- _INFORMATION SHOWN_

+-------+

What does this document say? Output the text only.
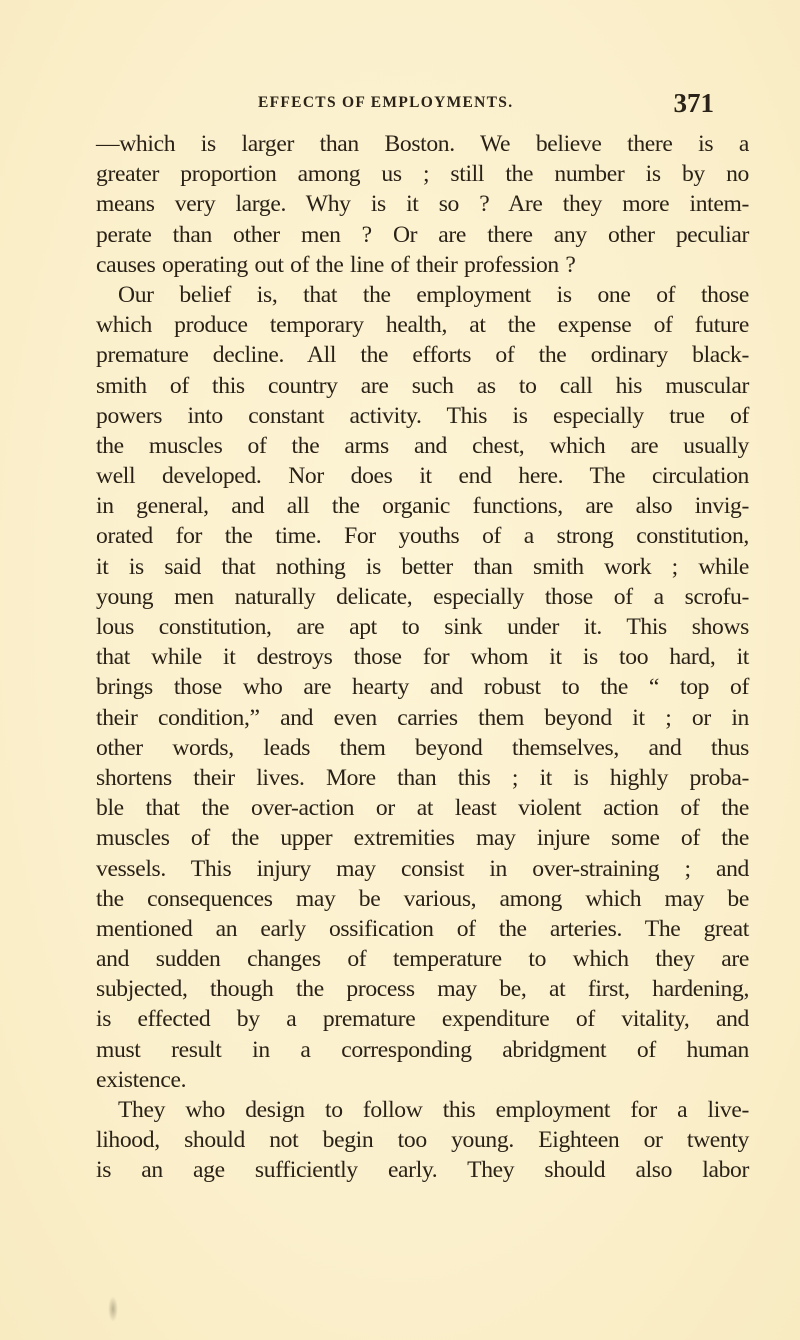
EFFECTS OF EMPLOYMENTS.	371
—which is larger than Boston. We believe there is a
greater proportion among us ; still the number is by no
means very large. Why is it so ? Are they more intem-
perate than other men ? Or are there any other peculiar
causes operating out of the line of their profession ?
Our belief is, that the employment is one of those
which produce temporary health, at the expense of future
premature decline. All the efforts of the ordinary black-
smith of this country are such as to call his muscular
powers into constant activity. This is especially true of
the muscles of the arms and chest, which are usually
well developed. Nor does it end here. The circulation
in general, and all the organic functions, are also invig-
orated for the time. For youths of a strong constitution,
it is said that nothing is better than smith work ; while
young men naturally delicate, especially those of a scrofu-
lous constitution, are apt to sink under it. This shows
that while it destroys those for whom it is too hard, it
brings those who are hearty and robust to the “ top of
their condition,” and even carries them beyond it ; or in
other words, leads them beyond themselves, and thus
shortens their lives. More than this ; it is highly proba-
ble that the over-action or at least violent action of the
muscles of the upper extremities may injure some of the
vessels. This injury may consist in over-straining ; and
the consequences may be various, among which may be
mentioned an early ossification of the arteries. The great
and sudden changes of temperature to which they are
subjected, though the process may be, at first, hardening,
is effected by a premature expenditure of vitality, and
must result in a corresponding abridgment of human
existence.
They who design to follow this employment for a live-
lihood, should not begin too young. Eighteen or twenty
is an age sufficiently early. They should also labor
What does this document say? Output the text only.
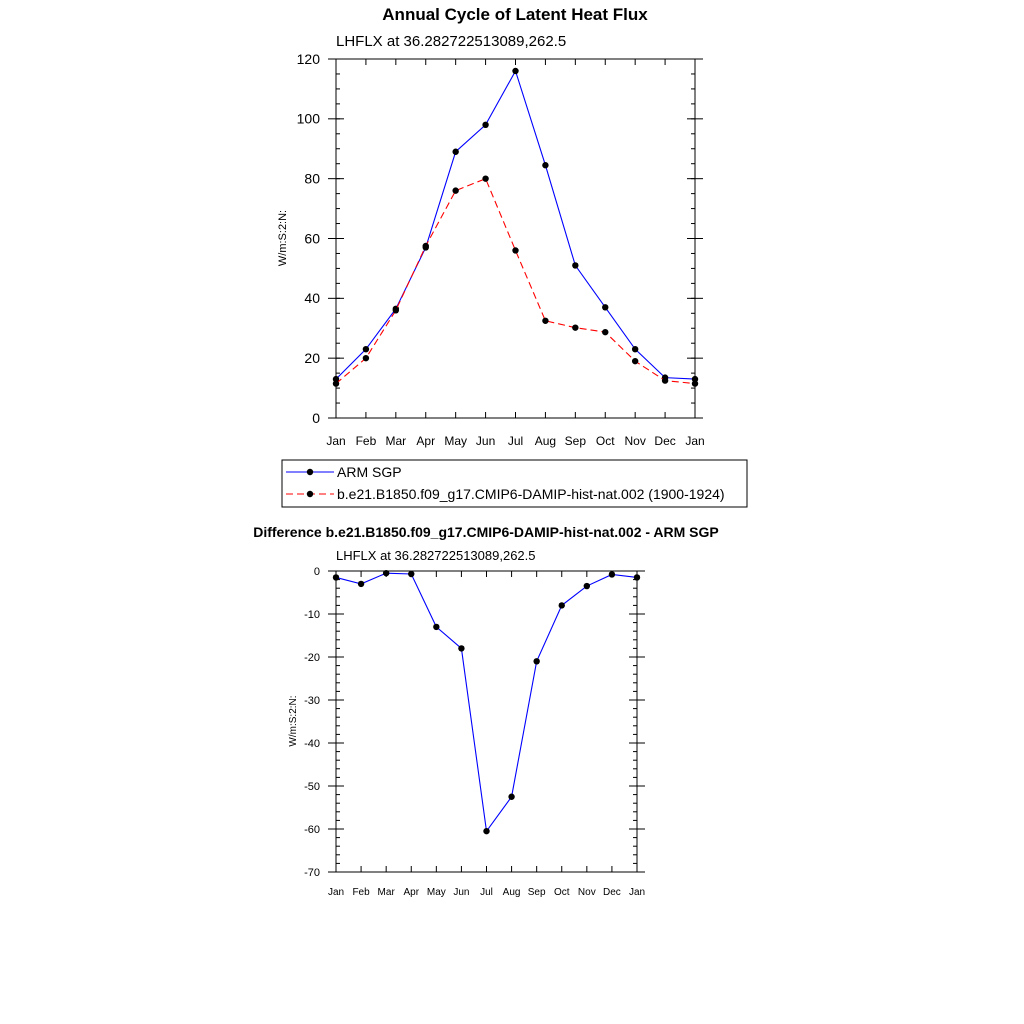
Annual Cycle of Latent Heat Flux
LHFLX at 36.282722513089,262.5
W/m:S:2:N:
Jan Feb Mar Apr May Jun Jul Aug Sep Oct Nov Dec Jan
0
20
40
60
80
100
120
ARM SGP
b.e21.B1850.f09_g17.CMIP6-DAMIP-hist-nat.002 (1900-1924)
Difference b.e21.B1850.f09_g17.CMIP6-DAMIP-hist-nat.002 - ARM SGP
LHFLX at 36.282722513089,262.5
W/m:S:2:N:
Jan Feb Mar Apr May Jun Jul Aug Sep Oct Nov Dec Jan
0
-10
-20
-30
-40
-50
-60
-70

+-------+

- _EXERCISE REQUIREMENTS_
List every line in the records above that contains the word "young".

- _RESPONSE TO THE TASK_
young men naturally delicate, especially those of a scrofu-
lihood, should not begin too young. Eighteen or twenty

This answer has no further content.